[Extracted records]
▬▬▬▬▬▬

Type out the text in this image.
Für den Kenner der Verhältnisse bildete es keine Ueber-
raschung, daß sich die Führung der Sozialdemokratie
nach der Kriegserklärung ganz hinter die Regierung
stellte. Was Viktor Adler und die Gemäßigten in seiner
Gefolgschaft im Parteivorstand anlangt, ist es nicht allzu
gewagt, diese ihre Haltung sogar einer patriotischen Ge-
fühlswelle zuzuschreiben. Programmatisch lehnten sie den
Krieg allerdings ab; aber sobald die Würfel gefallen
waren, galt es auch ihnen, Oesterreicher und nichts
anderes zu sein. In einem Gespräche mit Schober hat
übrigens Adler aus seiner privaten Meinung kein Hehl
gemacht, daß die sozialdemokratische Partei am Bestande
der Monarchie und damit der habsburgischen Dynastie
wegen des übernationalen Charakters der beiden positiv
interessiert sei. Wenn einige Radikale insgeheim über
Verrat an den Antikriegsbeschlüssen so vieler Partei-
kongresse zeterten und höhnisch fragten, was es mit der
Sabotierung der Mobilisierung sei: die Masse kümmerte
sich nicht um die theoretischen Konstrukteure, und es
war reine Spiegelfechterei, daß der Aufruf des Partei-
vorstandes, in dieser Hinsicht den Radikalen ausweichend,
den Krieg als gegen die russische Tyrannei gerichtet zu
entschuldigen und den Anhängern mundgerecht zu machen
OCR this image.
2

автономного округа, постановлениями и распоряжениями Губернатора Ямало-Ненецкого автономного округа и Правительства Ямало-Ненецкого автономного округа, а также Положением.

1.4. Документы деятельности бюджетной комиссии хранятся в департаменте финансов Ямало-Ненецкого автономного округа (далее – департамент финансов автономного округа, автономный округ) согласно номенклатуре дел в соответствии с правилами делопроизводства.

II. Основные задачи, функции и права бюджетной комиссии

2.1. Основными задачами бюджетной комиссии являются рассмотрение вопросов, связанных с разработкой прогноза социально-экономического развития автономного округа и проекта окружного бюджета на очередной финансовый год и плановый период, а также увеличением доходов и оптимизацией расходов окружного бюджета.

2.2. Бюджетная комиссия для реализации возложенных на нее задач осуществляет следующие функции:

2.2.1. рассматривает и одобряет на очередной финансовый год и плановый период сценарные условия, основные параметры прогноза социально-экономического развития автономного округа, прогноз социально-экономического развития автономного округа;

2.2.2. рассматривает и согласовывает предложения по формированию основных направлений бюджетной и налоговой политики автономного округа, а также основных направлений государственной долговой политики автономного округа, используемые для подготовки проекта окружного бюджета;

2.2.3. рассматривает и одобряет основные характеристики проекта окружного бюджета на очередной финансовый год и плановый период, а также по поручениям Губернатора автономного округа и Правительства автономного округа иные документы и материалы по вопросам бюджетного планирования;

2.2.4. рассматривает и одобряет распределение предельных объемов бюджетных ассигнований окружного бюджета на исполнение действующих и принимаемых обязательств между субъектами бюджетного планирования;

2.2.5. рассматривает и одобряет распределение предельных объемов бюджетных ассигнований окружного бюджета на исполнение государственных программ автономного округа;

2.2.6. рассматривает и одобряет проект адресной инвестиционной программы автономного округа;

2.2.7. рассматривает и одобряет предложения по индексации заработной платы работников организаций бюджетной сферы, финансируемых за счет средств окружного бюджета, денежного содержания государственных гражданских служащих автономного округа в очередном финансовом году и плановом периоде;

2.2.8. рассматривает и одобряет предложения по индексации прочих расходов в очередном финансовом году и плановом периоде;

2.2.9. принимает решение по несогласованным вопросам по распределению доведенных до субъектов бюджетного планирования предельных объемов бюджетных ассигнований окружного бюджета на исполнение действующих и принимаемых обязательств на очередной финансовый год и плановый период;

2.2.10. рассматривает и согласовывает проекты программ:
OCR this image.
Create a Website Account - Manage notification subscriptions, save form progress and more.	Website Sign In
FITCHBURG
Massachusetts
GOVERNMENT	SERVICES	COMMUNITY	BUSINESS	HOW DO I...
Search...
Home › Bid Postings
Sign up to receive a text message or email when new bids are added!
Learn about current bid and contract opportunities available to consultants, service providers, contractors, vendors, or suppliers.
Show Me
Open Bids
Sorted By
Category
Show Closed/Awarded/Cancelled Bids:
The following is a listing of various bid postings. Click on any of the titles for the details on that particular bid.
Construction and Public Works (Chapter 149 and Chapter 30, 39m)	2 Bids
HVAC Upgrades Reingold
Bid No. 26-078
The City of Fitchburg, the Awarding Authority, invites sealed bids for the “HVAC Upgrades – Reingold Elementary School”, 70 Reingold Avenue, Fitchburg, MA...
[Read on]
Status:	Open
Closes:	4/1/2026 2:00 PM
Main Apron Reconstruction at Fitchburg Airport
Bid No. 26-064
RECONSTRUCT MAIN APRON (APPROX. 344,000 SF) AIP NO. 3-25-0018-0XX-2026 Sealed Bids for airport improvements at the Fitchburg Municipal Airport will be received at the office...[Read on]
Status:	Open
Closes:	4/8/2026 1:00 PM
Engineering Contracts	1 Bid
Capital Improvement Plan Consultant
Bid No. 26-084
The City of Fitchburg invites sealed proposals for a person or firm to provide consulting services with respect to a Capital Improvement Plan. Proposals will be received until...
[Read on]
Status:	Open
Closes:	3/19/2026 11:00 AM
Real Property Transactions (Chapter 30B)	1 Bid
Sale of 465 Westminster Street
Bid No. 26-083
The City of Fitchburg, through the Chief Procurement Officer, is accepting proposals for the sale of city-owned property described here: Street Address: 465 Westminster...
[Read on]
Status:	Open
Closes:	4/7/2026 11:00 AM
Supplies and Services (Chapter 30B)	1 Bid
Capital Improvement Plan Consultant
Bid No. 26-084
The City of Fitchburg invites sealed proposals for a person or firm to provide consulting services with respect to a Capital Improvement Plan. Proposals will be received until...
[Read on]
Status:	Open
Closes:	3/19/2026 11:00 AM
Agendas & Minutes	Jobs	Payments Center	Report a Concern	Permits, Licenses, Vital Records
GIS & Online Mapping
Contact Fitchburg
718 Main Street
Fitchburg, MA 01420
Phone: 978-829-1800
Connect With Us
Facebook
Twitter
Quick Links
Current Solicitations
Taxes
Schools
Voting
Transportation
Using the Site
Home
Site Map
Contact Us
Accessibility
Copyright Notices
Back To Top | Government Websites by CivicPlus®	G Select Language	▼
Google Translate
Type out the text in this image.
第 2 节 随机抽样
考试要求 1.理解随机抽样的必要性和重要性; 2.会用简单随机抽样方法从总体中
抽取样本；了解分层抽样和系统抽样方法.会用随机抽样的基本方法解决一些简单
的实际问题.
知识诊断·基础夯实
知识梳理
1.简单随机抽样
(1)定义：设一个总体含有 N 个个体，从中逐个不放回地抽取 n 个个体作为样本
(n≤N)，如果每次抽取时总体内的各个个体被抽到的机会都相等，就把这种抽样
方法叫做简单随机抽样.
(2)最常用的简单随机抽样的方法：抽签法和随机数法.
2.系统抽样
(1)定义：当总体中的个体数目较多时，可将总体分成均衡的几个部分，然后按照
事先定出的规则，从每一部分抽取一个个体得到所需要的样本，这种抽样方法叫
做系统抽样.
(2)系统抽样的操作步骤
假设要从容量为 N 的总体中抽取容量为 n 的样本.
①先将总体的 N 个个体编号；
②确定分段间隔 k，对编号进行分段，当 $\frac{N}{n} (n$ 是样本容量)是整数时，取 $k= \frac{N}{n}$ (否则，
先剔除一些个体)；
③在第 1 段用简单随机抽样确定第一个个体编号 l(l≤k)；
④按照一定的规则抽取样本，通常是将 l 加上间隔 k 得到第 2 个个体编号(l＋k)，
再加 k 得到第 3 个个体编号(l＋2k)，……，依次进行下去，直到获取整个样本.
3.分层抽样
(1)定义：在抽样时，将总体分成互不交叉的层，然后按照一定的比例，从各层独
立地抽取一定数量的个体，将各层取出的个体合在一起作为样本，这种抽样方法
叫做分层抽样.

▬▬▬▬▬▬

§ What you have to do
Copy every line from the entries that contains the word "ассигнований".

§ Final answer
2.2.4. рассматривает и одобряет распределение предельных объемов бюджетных ассигнований окружного бюджета на исполнение действующих и принимаемых обязательств между субъектами бюджетного планирования;
2.2.5. рассматривает и одобряет распределение предельных объемов бюджетных ассигнований окружного бюджета на исполнение государственных программ автономного округа;
2.2.9. принимает решение по несогласованным вопросам по распределению доведенных до субъектов бюджетного планирования предельных объемов бюджетных ассигнований окружного бюджета на исполнение действующих и принимаемых обязательств на очередной финансовый год и плановый период;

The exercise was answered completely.